# GOAL:
Transcribe all the records exactly and omit any images they hold.

# DATA LISTING:

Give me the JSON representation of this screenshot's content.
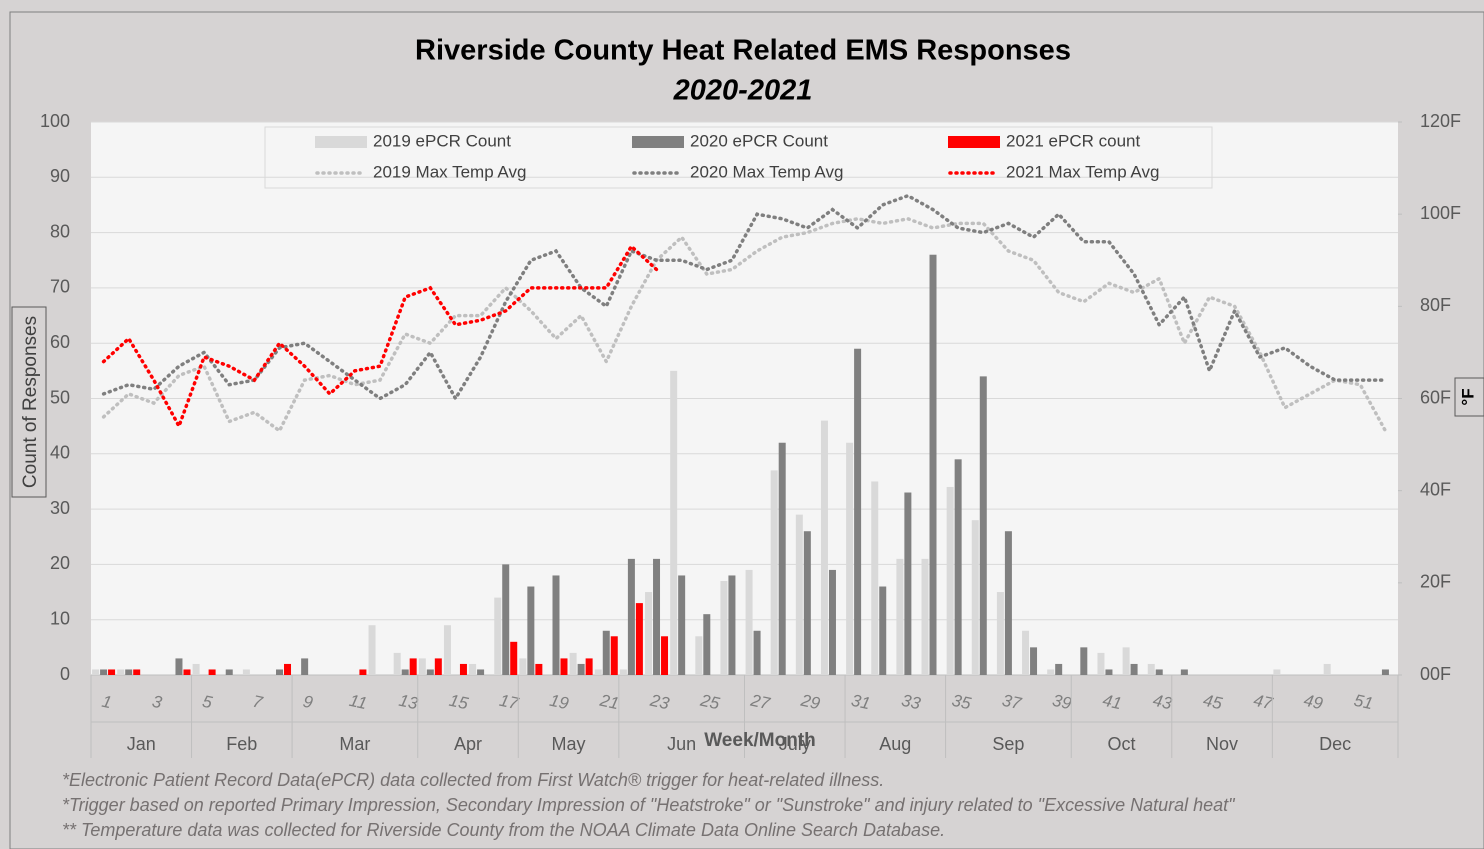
{
  "chart_data": {
    "type": "bar",
    "title": "Riverside County Heat Related EMS Responses",
    "subtitle": "2020-2021",
    "ylabel": "Count of Responses",
    "y2label": "°F",
    "xlabel": "Week/Month",
    "categories": [
      1,
      null,
      3,
      null,
      5,
      null,
      7,
      null,
      9,
      null,
      11,
      null,
      13,
      null,
      15,
      null,
      17,
      null,
      19,
      null,
      21,
      null,
      23,
      null,
      25,
      null,
      27,
      null,
      29,
      null,
      31,
      null,
      33,
      null,
      35,
      null,
      37,
      null,
      39,
      null,
      41,
      null,
      43,
      null,
      45,
      null,
      47,
      null,
      49,
      null,
      51,
      null
    ],
    "month_groups": [
      {
        "label": "Jan",
        "weeks": 4
      },
      {
        "label": "Feb",
        "weeks": 4
      },
      {
        "label": "Mar",
        "weeks": 5
      },
      {
        "label": "Apr",
        "weeks": 4
      },
      {
        "label": "May",
        "weeks": 4
      },
      {
        "label": "Jun",
        "weeks": 5
      },
      {
        "label": "July",
        "weeks": 4
      },
      {
        "label": "Aug",
        "weeks": 4
      },
      {
        "label": "Sep",
        "weeks": 5
      },
      {
        "label": "Oct",
        "weeks": 4
      },
      {
        "label": "Nov",
        "weeks": 4
      },
      {
        "label": "Dec",
        "weeks": 5
      }
    ],
    "ylim": [
      0,
      100
    ],
    "yticks": [
      0,
      10,
      20,
      30,
      40,
      50,
      60,
      70,
      80,
      90,
      100
    ],
    "y2lim": [
      0,
      120
    ],
    "y2ticks": [
      {
        "value": 0,
        "label": "00F"
      },
      {
        "value": 20,
        "label": "20F"
      },
      {
        "value": 40,
        "label": "40F"
      },
      {
        "value": 60,
        "label": "60F"
      },
      {
        "value": 80,
        "label": "80F"
      },
      {
        "value": 100,
        "label": "100F"
      },
      {
        "value": 120,
        "label": "120F"
      }
    ],
    "grid": true,
    "legend": "top",
    "series": [
      {
        "name": "2019 ePCR Count",
        "type": "bar",
        "color": "#d9d9d9",
        "values": [
          1,
          1,
          0,
          0,
          2,
          0,
          1,
          0,
          0,
          0,
          0,
          9,
          4,
          3,
          9,
          2,
          14,
          3,
          0,
          4,
          1,
          1,
          15,
          55,
          7,
          17,
          19,
          37,
          29,
          46,
          42,
          35,
          21,
          21,
          34,
          28,
          15,
          8,
          1,
          0,
          4,
          5,
          2,
          0,
          0,
          0,
          0,
          1,
          0,
          2,
          0,
          0
        ]
      },
      {
        "name": "2020 ePCR Count",
        "type": "bar",
        "color": "#808080",
        "values": [
          1,
          1,
          0,
          3,
          0,
          1,
          0,
          1,
          3,
          0,
          0,
          0,
          1,
          1,
          0,
          1,
          20,
          16,
          18,
          2,
          8,
          21,
          21,
          18,
          11,
          18,
          8,
          42,
          26,
          19,
          59,
          16,
          33,
          76,
          39,
          54,
          26,
          5,
          2,
          5,
          1,
          2,
          1,
          1,
          0,
          0,
          0,
          0,
          0,
          0,
          0,
          1
        ]
      },
      {
        "name": "2021 ePCR count",
        "type": "bar",
        "color": "#ff0000",
        "values": [
          1,
          1,
          0,
          1,
          1,
          0,
          0,
          2,
          0,
          0,
          1,
          0,
          3,
          3,
          2,
          0,
          6,
          2,
          3,
          3,
          7,
          13,
          7,
          null,
          null,
          null,
          null,
          null,
          null,
          null,
          null,
          null,
          null,
          null,
          null,
          null,
          null,
          null,
          null,
          null,
          null,
          null,
          null,
          null,
          null,
          null,
          null,
          null,
          null,
          null,
          null,
          null
        ]
      },
      {
        "name": "2019 Max Temp Avg",
        "type": "line",
        "axis": "y2",
        "color": "#bfbfbf",
        "values": [
          56,
          61,
          59,
          65,
          67,
          55,
          57,
          53,
          64,
          65,
          63,
          64,
          74,
          72,
          78,
          78,
          84,
          79,
          73,
          78,
          68,
          80,
          90,
          95,
          87,
          88,
          92,
          95,
          96,
          98,
          99,
          98,
          99,
          97,
          98,
          98,
          92,
          90,
          83,
          81,
          85,
          83,
          86,
          72,
          82,
          80,
          70,
          58,
          61,
          64,
          63,
          53
        ]
      },
      {
        "name": "2020 Max Temp Avg",
        "type": "line",
        "axis": "y2",
        "color": "#7f7f7f",
        "values": [
          61,
          63,
          62,
          67,
          70,
          63,
          64,
          71,
          72,
          68,
          64,
          60,
          63,
          70,
          60,
          69,
          81,
          90,
          92,
          84,
          80,
          92,
          90,
          90,
          88,
          90,
          100,
          99,
          97,
          101,
          97,
          102,
          104,
          101,
          97,
          96,
          98,
          95,
          100,
          94,
          94,
          87,
          76,
          82,
          66,
          79,
          69,
          71,
          67,
          64,
          64,
          64
        ]
      },
      {
        "name": "2021 Max Temp Avg",
        "type": "line",
        "axis": "y2",
        "color": "#ff0000",
        "values": [
          68,
          73,
          64,
          54,
          69,
          67,
          64,
          72,
          67,
          61,
          66,
          67,
          82,
          84,
          76,
          77,
          79,
          84,
          84,
          84,
          84,
          93,
          88,
          null,
          null,
          null,
          null,
          null,
          null,
          null,
          null,
          null,
          null,
          null,
          null,
          null,
          null,
          null,
          null,
          null,
          null,
          null,
          null,
          null,
          null,
          null,
          null,
          null,
          null,
          null,
          null,
          null
        ]
      }
    ],
    "notes": [
      "*Electronic Patient Record Data(ePCR) data collected from First Watch® trigger  for heat-related illness.",
      "*Trigger based on reported Primary Impression, Secondary Impression  of \"Heatstroke\" or \"Sunstroke\"  and  injury related to \"Excessive Natural heat\"",
      "** Temperature data was collected for Riverside County from the NOAA Climate Data Online Search Database."
    ]
  }
}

# FULL SOLUTION:
Give me the JSON representation of this screenshot's content.
{
  "chart_data": {
    "type": "bar",
    "title": "Riverside County Heat Related EMS Responses",
    "subtitle": "2020-2021",
    "ylabel": "Count of Responses",
    "y2label": "°F",
    "xlabel": "Week/Month",
    "categories": [
      1,
      null,
      3,
      null,
      5,
      null,
      7,
      null,
      9,
      null,
      11,
      null,
      13,
      null,
      15,
      null,
      17,
      null,
      19,
      null,
      21,
      null,
      23,
      null,
      25,
      null,
      27,
      null,
      29,
      null,
      31,
      null,
      33,
      null,
      35,
      null,
      37,
      null,
      39,
      null,
      41,
      null,
      43,
      null,
      45,
      null,
      47,
      null,
      49,
      null,
      51,
      null
    ],
    "month_groups": [
      {
        "label": "Jan",
        "weeks": 4
      },
      {
        "label": "Feb",
        "weeks": 4
      },
      {
        "label": "Mar",
        "weeks": 5
      },
      {
        "label": "Apr",
        "weeks": 4
      },
      {
        "label": "May",
        "weeks": 4
      },
      {
        "label": "Jun",
        "weeks": 5
      },
      {
        "label": "July",
        "weeks": 4
      },
      {
        "label": "Aug",
        "weeks": 4
      },
      {
        "label": "Sep",
        "weeks": 5
      },
      {
        "label": "Oct",
        "weeks": 4
      },
      {
        "label": "Nov",
        "weeks": 4
      },
      {
        "label": "Dec",
        "weeks": 5
      }
    ],
    "ylim": [
      0,
      100
    ],
    "yticks": [
      0,
      10,
      20,
      30,
      40,
      50,
      60,
      70,
      80,
      90,
      100
    ],
    "y2lim": [
      0,
      120
    ],
    "y2ticks": [
      {
        "value": 0,
        "label": "00F"
      },
      {
        "value": 20,
        "label": "20F"
      },
      {
        "value": 40,
        "label": "40F"
      },
      {
        "value": 60,
        "label": "60F"
      },
      {
        "value": 80,
        "label": "80F"
      },
      {
        "value": 100,
        "label": "100F"
      },
      {
        "value": 120,
        "label": "120F"
      }
    ],
    "grid": true,
    "legend": "top",
    "series": [
      {
        "name": "2019 ePCR Count",
        "type": "bar",
        "color": "#d9d9d9",
        "values": [
          1,
          1,
          0,
          0,
          2,
          0,
          1,
          0,
          0,
          0,
          0,
          9,
          4,
          3,
          9,
          2,
          14,
          3,
          0,
          4,
          1,
          1,
          15,
          55,
          7,
          17,
          19,
          37,
          29,
          46,
          42,
          35,
          21,
          21,
          34,
          28,
          15,
          8,
          1,
          0,
          4,
          5,
          2,
          0,
          0,
          0,
          0,
          1,
          0,
          2,
          0,
          0
        ]
      },
      {
        "name": "2020 ePCR Count",
        "type": "bar",
        "color": "#808080",
        "values": [
          1,
          1,
          0,
          3,
          0,
          1,
          0,
          1,
          3,
          0,
          0,
          0,
          1,
          1,
          0,
          1,
          20,
          16,
          18,
          2,
          8,
          21,
          21,
          18,
          11,
          18,
          8,
          42,
          26,
          19,
          59,
          16,
          33,
          76,
          39,
          54,
          26,
          5,
          2,
          5,
          1,
          2,
          1,
          1,
          0,
          0,
          0,
          0,
          0,
          0,
          0,
          1
        ]
      },
      {
        "name": "2021 ePCR count",
        "type": "bar",
        "color": "#ff0000",
        "values": [
          1,
          1,
          0,
          1,
          1,
          0,
          0,
          2,
          0,
          0,
          1,
          0,
          3,
          3,
          2,
          0,
          6,
          2,
          3,
          3,
          7,
          13,
          7,
          null,
          null,
          null,
          null,
          null,
          null,
          null,
          null,
          null,
          null,
          null,
          null,
          null,
          null,
          null,
          null,
          null,
          null,
          null,
          null,
          null,
          null,
          null,
          null,
          null,
          null,
          null,
          null,
          null
        ]
      },
      {
        "name": "2019 Max Temp Avg",
        "type": "line",
        "axis": "y2",
        "color": "#bfbfbf",
        "values": [
          56,
          61,
          59,
          65,
          67,
          55,
          57,
          53,
          64,
          65,
          63,
          64,
          74,
          72,
          78,
          78,
          84,
          79,
          73,
          78,
          68,
          80,
          90,
          95,
          87,
          88,
          92,
          95,
          96,
          98,
          99,
          98,
          99,
          97,
          98,
          98,
          92,
          90,
          83,
          81,
          85,
          83,
          86,
          72,
          82,
          80,
          70,
          58,
          61,
          64,
          63,
          53
        ]
      },
      {
        "name": "2020 Max Temp Avg",
        "type": "line",
        "axis": "y2",
        "color": "#7f7f7f",
        "values": [
          61,
          63,
          62,
          67,
          70,
          63,
          64,
          71,
          72,
          68,
          64,
          60,
          63,
          70,
          60,
          69,
          81,
          90,
          92,
          84,
          80,
          92,
          90,
          90,
          88,
          90,
          100,
          99,
          97,
          101,
          97,
          102,
          104,
          101,
          97,
          96,
          98,
          95,
          100,
          94,
          94,
          87,
          76,
          82,
          66,
          79,
          69,
          71,
          67,
          64,
          64,
          64
        ]
      },
      {
        "name": "2021 Max Temp Avg",
        "type": "line",
        "axis": "y2",
        "color": "#ff0000",
        "values": [
          68,
          73,
          64,
          54,
          69,
          67,
          64,
          72,
          67,
          61,
          66,
          67,
          82,
          84,
          76,
          77,
          79,
          84,
          84,
          84,
          84,
          93,
          88,
          null,
          null,
          null,
          null,
          null,
          null,
          null,
          null,
          null,
          null,
          null,
          null,
          null,
          null,
          null,
          null,
          null,
          null,
          null,
          null,
          null,
          null,
          null,
          null,
          null,
          null,
          null,
          null,
          null
        ]
      }
    ],
    "notes": [
      "*Electronic Patient Record Data(ePCR) data collected from First Watch® trigger  for heat-related illness.",
      "*Trigger based on reported Primary Impression, Secondary Impression  of \"Heatstroke\" or \"Sunstroke\"  and  injury related to \"Excessive Natural heat\"",
      "** Temperature data was collected for Riverside County from the NOAA Climate Data Online Search Database."
    ]
  }
}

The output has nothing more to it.